# Problem requirements
From the entries that follow, extract each line holding the string "name".

[Data entries]
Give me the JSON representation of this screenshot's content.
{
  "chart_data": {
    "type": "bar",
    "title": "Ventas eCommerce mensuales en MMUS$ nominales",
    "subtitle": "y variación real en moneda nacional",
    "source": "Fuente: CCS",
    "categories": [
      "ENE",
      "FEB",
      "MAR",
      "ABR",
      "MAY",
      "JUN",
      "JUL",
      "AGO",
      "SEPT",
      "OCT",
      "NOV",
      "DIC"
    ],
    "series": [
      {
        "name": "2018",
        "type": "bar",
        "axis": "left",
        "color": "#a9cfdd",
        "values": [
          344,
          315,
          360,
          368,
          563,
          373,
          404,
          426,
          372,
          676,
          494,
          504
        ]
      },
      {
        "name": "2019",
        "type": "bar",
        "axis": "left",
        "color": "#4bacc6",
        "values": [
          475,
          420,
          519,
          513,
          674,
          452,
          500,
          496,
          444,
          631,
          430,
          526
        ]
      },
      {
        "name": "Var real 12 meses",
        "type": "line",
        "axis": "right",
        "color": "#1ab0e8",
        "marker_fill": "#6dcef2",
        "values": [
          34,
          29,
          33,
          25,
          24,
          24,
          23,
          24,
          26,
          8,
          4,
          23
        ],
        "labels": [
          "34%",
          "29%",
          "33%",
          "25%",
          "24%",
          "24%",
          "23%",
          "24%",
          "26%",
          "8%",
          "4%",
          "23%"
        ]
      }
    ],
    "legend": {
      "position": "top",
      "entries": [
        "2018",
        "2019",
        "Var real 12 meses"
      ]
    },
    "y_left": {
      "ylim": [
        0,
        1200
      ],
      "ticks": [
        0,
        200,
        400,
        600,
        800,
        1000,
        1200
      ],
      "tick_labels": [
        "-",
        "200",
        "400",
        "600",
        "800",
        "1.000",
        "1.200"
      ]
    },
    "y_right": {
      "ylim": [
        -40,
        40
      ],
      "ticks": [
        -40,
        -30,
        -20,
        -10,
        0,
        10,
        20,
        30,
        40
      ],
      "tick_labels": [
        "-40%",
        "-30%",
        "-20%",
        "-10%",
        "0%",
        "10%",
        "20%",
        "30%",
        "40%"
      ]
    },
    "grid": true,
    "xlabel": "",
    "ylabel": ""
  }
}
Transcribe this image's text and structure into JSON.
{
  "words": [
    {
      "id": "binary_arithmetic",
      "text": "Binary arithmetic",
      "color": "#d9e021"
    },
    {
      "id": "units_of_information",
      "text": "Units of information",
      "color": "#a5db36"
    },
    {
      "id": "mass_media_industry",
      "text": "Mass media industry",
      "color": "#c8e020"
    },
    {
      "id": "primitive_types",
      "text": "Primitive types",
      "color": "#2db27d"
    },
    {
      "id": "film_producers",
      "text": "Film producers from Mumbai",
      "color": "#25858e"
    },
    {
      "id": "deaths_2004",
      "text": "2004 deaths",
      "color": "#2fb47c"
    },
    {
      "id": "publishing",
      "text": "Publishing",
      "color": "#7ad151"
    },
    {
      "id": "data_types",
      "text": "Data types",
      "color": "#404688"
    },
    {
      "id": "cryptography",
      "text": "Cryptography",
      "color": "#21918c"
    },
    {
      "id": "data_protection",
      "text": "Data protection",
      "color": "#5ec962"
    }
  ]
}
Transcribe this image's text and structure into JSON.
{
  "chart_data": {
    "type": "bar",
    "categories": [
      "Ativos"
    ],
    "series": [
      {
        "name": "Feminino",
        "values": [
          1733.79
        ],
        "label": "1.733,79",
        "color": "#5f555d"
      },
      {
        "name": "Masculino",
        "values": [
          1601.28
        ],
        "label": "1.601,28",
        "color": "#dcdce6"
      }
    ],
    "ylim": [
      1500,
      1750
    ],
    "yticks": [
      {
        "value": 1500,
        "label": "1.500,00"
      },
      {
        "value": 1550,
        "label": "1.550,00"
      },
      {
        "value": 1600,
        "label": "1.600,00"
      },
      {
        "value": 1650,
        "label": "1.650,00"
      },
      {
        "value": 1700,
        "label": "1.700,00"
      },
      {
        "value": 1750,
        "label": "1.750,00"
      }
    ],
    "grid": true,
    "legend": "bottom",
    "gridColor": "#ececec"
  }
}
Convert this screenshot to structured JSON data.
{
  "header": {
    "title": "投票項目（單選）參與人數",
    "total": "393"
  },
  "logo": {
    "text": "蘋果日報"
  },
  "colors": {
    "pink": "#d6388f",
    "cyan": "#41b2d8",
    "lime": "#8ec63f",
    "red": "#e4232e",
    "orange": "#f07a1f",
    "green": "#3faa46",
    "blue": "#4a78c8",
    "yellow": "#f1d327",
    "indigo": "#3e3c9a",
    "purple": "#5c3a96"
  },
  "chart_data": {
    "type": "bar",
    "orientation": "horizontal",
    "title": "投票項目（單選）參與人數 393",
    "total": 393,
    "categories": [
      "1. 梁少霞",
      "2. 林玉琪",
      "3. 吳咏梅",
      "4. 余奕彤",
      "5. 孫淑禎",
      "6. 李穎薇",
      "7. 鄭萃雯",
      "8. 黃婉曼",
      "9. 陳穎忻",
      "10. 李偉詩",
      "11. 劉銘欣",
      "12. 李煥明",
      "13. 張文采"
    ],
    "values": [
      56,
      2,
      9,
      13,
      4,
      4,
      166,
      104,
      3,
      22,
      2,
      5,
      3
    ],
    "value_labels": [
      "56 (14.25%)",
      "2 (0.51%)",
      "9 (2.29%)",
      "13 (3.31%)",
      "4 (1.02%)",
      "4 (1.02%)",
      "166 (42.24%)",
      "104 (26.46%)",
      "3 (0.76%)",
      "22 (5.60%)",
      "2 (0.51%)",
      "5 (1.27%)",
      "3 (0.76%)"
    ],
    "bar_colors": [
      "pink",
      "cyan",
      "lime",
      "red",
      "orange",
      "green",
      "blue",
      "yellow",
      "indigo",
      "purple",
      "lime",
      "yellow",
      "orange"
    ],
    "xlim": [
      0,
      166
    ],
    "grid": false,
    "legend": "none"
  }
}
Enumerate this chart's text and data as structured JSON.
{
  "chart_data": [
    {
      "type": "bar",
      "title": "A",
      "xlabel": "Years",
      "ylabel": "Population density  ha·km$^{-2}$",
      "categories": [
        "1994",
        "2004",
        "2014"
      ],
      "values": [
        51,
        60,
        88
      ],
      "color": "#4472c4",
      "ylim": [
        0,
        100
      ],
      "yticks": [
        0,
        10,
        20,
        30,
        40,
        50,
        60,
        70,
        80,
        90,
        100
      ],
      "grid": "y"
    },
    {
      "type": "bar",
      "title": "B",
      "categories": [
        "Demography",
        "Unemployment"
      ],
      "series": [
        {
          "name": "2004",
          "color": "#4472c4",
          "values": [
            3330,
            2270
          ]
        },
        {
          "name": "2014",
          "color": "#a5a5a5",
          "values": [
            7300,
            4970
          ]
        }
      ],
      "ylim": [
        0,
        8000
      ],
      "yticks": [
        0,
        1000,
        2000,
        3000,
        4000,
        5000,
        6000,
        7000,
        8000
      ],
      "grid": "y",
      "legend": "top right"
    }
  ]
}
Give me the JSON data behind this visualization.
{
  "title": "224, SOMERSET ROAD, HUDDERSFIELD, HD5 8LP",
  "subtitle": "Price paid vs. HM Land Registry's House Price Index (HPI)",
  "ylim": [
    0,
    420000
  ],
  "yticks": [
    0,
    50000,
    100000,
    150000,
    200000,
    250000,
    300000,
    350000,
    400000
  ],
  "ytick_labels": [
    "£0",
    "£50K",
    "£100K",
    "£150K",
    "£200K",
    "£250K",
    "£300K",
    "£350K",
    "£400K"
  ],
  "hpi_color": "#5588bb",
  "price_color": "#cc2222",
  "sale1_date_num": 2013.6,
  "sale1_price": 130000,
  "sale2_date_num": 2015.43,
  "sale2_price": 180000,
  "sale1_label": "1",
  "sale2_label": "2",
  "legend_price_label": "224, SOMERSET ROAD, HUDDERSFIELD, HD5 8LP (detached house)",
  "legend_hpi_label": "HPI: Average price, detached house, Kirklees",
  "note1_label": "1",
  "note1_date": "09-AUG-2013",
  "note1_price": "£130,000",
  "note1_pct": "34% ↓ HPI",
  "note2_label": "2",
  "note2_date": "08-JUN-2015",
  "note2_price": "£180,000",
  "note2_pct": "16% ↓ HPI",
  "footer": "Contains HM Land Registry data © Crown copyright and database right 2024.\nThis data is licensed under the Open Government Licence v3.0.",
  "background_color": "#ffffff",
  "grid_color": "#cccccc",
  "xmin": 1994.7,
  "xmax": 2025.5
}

# Written response
        "name": "2018",
        "name": "2019",
        "name": "Var real 12 meses",
        "name": "Feminino",
        "name": "Masculino",
          "name": "2004",
          "name": "2014",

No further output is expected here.